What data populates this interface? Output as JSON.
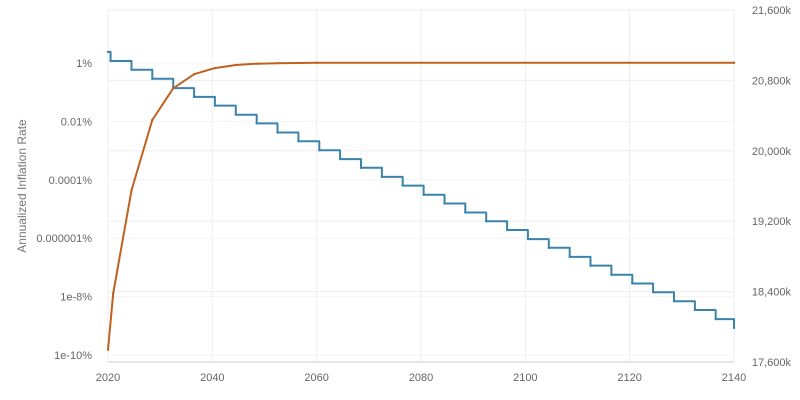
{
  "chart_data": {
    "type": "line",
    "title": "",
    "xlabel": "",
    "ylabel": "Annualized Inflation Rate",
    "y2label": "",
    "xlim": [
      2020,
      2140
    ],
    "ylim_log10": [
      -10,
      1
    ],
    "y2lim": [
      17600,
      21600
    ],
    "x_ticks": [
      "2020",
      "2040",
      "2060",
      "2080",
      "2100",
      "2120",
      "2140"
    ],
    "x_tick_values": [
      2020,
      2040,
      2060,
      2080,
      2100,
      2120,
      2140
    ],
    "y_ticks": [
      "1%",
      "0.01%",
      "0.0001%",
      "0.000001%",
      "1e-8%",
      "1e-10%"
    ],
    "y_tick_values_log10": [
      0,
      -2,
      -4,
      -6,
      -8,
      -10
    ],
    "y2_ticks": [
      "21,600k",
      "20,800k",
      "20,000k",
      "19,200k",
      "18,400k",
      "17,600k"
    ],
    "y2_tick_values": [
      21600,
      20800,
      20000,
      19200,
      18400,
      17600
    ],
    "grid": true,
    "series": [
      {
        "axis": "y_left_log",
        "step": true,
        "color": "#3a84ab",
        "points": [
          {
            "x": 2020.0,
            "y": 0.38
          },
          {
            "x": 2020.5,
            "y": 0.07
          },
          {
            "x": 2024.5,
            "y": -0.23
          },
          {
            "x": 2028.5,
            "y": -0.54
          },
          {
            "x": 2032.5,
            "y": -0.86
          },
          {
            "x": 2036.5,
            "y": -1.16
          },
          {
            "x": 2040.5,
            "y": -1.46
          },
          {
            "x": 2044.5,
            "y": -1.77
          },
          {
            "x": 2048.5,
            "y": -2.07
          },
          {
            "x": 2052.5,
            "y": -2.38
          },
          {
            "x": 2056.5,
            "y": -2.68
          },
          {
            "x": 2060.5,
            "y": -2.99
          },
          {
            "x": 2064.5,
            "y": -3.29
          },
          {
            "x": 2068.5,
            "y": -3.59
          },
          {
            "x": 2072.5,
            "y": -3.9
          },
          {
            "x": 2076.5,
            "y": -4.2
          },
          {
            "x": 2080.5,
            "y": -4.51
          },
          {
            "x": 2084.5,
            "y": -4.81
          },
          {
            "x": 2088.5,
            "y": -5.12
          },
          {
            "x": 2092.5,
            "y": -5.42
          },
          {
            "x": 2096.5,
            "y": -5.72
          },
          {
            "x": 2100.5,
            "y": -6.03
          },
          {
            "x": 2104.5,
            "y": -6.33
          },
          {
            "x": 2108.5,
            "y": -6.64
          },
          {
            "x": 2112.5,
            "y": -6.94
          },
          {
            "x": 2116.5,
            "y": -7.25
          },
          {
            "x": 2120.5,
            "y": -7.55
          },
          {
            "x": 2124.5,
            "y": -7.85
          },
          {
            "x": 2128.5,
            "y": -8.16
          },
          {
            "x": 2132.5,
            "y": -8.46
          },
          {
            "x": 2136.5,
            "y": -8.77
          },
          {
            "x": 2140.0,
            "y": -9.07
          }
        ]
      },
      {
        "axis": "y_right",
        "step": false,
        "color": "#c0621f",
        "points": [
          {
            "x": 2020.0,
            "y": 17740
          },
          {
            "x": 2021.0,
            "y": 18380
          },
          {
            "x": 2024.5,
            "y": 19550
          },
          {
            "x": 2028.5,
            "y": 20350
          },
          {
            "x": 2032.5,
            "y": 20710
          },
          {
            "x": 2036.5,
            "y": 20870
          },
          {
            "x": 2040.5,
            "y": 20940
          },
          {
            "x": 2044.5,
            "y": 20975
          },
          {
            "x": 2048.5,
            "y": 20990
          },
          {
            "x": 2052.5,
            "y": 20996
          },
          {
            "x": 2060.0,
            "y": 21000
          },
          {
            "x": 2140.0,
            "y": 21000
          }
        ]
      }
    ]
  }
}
__________
■ Instruction: Repeat verbatim all the material, but not the pictures.

■ Response for this exercise:
What data populates this interface? Output as JSON.
{
  "chart_data": {
    "type": "line",
    "title": "",
    "xlabel": "",
    "ylabel": "Annualized Inflation Rate",
    "y2label": "",
    "xlim": [
      2020,
      2140
    ],
    "ylim_log10": [
      -10,
      1
    ],
    "y2lim": [
      17600,
      21600
    ],
    "x_ticks": [
      "2020",
      "2040",
      "2060",
      "2080",
      "2100",
      "2120",
      "2140"
    ],
    "x_tick_values": [
      2020,
      2040,
      2060,
      2080,
      2100,
      2120,
      2140
    ],
    "y_ticks": [
      "1%",
      "0.01%",
      "0.0001%",
      "0.000001%",
      "1e-8%",
      "1e-10%"
    ],
    "y_tick_values_log10": [
      0,
      -2,
      -4,
      -6,
      -8,
      -10
    ],
    "y2_ticks": [
      "21,600k",
      "20,800k",
      "20,000k",
      "19,200k",
      "18,400k",
      "17,600k"
    ],
    "y2_tick_values": [
      21600,
      20800,
      20000,
      19200,
      18400,
      17600
    ],
    "grid": true,
    "series": [
      {
        "axis": "y_left_log",
        "step": true,
        "color": "#3a84ab",
        "points": [
          {
            "x": 2020.0,
            "y": 0.38
          },
          {
            "x": 2020.5,
            "y": 0.07
          },
          {
            "x": 2024.5,
            "y": -0.23
          },
          {
            "x": 2028.5,
            "y": -0.54
          },
          {
            "x": 2032.5,
            "y": -0.86
          },
          {
            "x": 2036.5,
            "y": -1.16
          },
          {
            "x": 2040.5,
            "y": -1.46
          },
          {
            "x": 2044.5,
            "y": -1.77
          },
          {
            "x": 2048.5,
            "y": -2.07
          },
          {
            "x": 2052.5,
            "y": -2.38
          },
          {
            "x": 2056.5,
            "y": -2.68
          },
          {
            "x": 2060.5,
            "y": -2.99
          },
          {
            "x": 2064.5,
            "y": -3.29
          },
          {
            "x": 2068.5,
            "y": -3.59
          },
          {
            "x": 2072.5,
            "y": -3.9
          },
          {
            "x": 2076.5,
            "y": -4.2
          },
          {
            "x": 2080.5,
            "y": -4.51
          },
          {
            "x": 2084.5,
            "y": -4.81
          },
          {
            "x": 2088.5,
            "y": -5.12
          },
          {
            "x": 2092.5,
            "y": -5.42
          },
          {
            "x": 2096.5,
            "y": -5.72
          },
          {
            "x": 2100.5,
            "y": -6.03
          },
          {
            "x": 2104.5,
            "y": -6.33
          },
          {
            "x": 2108.5,
            "y": -6.64
          },
          {
            "x": 2112.5,
            "y": -6.94
          },
          {
            "x": 2116.5,
            "y": -7.25
          },
          {
            "x": 2120.5,
            "y": -7.55
          },
          {
            "x": 2124.5,
            "y": -7.85
          },
          {
            "x": 2128.5,
            "y": -8.16
          },
          {
            "x": 2132.5,
            "y": -8.46
          },
          {
            "x": 2136.5,
            "y": -8.77
          },
          {
            "x": 2140.0,
            "y": -9.07
          }
        ]
      },
      {
        "axis": "y_right",
        "step": false,
        "color": "#c0621f",
        "points": [
          {
            "x": 2020.0,
            "y": 17740
          },
          {
            "x": 2021.0,
            "y": 18380
          },
          {
            "x": 2024.5,
            "y": 19550
          },
          {
            "x": 2028.5,
            "y": 20350
          },
          {
            "x": 2032.5,
            "y": 20710
          },
          {
            "x": 2036.5,
            "y": 20870
          },
          {
            "x": 2040.5,
            "y": 20940
          },
          {
            "x": 2044.5,
            "y": 20975
          },
          {
            "x": 2048.5,
            "y": 20990
          },
          {
            "x": 2052.5,
            "y": 20996
          },
          {
            "x": 2060.0,
            "y": 21000
          },
          {
            "x": 2140.0,
            "y": 21000
          }
        ]
      }
    ]
  }
}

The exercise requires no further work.